What you will do → Gather all lines with "upper" from the records.
═══
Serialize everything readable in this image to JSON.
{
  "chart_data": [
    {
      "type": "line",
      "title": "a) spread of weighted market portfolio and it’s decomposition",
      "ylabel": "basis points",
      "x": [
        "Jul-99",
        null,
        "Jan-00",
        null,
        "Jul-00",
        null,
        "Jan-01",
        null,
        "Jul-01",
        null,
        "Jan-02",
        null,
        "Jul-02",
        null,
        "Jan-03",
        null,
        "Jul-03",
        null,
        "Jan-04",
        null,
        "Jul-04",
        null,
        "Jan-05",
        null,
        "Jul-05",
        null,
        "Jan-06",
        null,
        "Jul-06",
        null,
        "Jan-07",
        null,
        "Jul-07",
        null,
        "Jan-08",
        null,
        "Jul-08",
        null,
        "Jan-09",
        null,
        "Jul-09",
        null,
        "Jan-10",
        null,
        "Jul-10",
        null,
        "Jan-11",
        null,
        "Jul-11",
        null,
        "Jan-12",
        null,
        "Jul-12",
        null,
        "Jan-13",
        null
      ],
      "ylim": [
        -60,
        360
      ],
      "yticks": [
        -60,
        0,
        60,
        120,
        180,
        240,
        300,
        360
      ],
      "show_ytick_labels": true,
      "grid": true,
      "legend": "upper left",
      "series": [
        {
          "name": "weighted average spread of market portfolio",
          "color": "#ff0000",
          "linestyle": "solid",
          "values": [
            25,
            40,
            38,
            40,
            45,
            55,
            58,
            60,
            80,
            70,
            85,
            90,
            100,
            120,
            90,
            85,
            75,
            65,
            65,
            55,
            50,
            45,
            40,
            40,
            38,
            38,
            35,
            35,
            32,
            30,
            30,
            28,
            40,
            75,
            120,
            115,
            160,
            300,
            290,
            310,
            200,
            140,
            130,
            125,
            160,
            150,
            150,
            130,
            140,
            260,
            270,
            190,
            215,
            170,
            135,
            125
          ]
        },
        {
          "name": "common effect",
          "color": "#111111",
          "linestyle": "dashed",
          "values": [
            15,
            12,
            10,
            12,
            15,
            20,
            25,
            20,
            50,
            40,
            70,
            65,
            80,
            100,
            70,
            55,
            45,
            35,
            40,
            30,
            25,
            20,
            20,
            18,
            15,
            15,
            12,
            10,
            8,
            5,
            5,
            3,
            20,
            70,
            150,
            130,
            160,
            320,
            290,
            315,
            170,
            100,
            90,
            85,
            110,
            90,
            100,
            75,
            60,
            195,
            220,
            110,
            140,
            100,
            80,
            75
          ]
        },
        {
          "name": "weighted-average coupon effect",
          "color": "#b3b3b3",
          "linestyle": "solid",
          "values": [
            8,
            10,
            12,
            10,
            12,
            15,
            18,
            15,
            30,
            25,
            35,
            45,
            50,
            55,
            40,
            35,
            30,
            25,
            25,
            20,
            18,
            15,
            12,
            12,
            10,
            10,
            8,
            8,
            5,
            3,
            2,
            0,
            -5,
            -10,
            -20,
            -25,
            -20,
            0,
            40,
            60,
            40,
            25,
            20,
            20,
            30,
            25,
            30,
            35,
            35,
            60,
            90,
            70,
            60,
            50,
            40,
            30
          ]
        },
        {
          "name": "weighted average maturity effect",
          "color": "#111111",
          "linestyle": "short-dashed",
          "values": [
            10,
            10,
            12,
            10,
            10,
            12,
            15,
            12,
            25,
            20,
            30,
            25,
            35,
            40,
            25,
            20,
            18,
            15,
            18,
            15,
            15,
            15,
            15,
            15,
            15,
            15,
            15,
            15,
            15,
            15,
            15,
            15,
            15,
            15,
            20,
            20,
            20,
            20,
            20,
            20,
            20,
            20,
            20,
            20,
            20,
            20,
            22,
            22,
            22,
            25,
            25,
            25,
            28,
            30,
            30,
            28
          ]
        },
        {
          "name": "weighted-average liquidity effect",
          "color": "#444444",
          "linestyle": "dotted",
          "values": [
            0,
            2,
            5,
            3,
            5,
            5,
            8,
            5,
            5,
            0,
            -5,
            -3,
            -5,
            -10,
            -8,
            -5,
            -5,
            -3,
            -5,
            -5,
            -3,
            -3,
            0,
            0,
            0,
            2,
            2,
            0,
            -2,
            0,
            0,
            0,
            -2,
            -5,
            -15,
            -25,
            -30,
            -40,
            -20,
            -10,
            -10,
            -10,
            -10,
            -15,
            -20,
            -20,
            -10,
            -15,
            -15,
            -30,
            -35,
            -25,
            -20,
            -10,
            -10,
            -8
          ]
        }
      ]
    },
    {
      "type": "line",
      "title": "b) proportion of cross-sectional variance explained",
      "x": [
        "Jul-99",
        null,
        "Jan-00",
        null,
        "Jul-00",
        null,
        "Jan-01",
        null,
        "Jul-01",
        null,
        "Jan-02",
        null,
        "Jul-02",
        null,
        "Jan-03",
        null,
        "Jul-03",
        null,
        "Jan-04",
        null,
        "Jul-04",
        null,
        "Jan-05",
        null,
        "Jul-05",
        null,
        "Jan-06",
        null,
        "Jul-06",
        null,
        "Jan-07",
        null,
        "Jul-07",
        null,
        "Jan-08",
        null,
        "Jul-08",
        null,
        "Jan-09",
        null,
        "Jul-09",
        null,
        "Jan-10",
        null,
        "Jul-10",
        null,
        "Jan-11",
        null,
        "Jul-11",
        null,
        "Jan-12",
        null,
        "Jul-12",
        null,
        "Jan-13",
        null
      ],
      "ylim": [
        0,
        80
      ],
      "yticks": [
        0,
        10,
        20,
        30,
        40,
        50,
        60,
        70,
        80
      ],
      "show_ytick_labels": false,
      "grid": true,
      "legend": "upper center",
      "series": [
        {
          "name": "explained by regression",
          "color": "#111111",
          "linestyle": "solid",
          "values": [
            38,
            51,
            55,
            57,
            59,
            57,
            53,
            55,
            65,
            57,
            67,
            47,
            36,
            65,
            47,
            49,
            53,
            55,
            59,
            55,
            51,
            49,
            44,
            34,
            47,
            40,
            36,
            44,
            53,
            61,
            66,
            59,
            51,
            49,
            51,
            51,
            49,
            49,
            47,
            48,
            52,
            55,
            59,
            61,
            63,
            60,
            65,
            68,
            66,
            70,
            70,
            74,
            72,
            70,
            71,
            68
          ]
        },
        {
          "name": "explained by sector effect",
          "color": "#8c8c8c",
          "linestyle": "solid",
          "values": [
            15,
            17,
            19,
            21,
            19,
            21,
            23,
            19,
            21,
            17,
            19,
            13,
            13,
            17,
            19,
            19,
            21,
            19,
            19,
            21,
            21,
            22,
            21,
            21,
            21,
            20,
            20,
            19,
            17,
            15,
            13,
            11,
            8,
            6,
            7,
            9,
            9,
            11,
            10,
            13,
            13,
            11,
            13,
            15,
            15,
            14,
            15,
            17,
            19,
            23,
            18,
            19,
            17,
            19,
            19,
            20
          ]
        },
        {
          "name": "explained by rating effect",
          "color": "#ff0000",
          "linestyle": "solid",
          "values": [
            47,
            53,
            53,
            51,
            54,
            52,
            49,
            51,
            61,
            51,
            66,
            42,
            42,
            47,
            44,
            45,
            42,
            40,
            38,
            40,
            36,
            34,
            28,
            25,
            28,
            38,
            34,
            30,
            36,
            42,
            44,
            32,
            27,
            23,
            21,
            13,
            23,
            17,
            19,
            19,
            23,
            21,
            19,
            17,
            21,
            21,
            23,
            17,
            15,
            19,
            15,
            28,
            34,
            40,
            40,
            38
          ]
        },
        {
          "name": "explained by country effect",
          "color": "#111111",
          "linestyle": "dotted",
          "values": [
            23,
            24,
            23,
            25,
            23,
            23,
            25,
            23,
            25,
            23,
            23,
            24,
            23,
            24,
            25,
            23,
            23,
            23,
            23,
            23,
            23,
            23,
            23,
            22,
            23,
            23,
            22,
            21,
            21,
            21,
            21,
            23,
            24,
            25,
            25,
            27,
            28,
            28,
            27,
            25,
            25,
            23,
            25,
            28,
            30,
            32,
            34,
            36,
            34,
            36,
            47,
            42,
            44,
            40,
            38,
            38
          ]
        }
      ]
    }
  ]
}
═══
Solution →
      "legend": "upper left",
      "legend": "upper center",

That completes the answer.